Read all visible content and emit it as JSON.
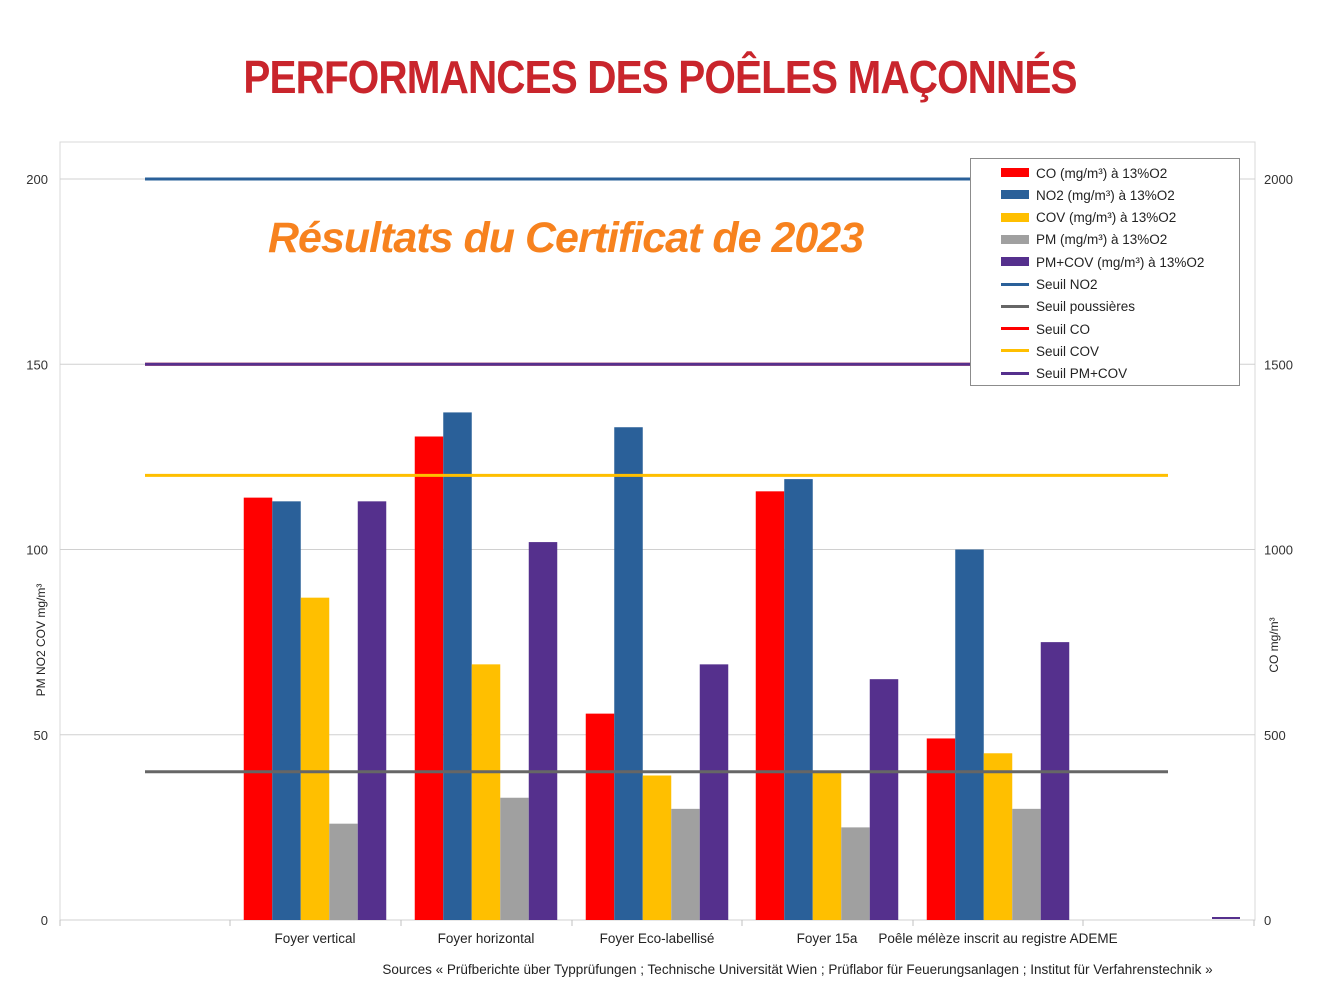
{
  "title": "PERFORMANCES DES POÊLES MAÇONNÉS",
  "subtitle": "Résultats du Certificat de 2023",
  "sources": "Sources « Prüfberichte über Typprüfungen ; Technische Universität Wien ; Prüflabor für Feuerungsanlagen ; Institut für Verfahrenstechnik »",
  "chart_data": {
    "type": "bar",
    "categories": [
      "Foyer vertical",
      "Foyer horizontal",
      "Foyer Eco-labellisé",
      "Foyer 15a",
      "Poêle mélèze inscrit au registre ADEME"
    ],
    "ylabel": "PM NO2 COV mg/m³",
    "y2label": "CO mg/m³",
    "ylim": [
      0,
      200
    ],
    "y2lim": [
      0,
      2000
    ],
    "yticks": [
      "0",
      "50",
      "100",
      "150",
      "200"
    ],
    "y2ticks": [
      "0",
      "500",
      "1000",
      "1500",
      "2000"
    ],
    "grid": true,
    "legend_position": "top-right",
    "series": [
      {
        "name": "CO (mg/m³) à 13%O2",
        "axis": "right",
        "color": "#ff0000",
        "values": [
          1140,
          1305,
          557,
          1157,
          490
        ]
      },
      {
        "name": "NO2 (mg/m³) à 13%O2",
        "axis": "left",
        "color": "#2a6099",
        "values": [
          113,
          137,
          133,
          119,
          100
        ]
      },
      {
        "name": "COV (mg/m³) à 13%O2",
        "axis": "left",
        "color": "#ffbf00",
        "values": [
          87,
          69,
          39,
          40,
          45
        ]
      },
      {
        "name": "PM (mg/m³) à 13%O2",
        "axis": "left",
        "color": "#a0a0a0",
        "values": [
          26,
          33,
          30,
          25,
          30
        ]
      },
      {
        "name": "PM+COV (mg/m³) à 13%O2",
        "axis": "left",
        "color": "#55308d",
        "values": [
          113,
          102,
          69,
          65,
          75
        ]
      }
    ],
    "thresholds": [
      {
        "name": "Seuil NO2",
        "color": "#2a6099",
        "value": 200
      },
      {
        "name": "Seuil poussières",
        "color": "#666666",
        "value": 40
      },
      {
        "name": "Seuil CO",
        "color": "#ff0000",
        "value": 1500,
        "axis": "right"
      },
      {
        "name": "Seuil COV",
        "color": "#ffbf00",
        "value": 120
      },
      {
        "name": "Seuil PM+COV",
        "color": "#55308d",
        "value": 150
      }
    ]
  }
}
══════
** Set problem **
Report how many lines in the records above contain the word "Foyer", giving only the number.

** Right answer **
4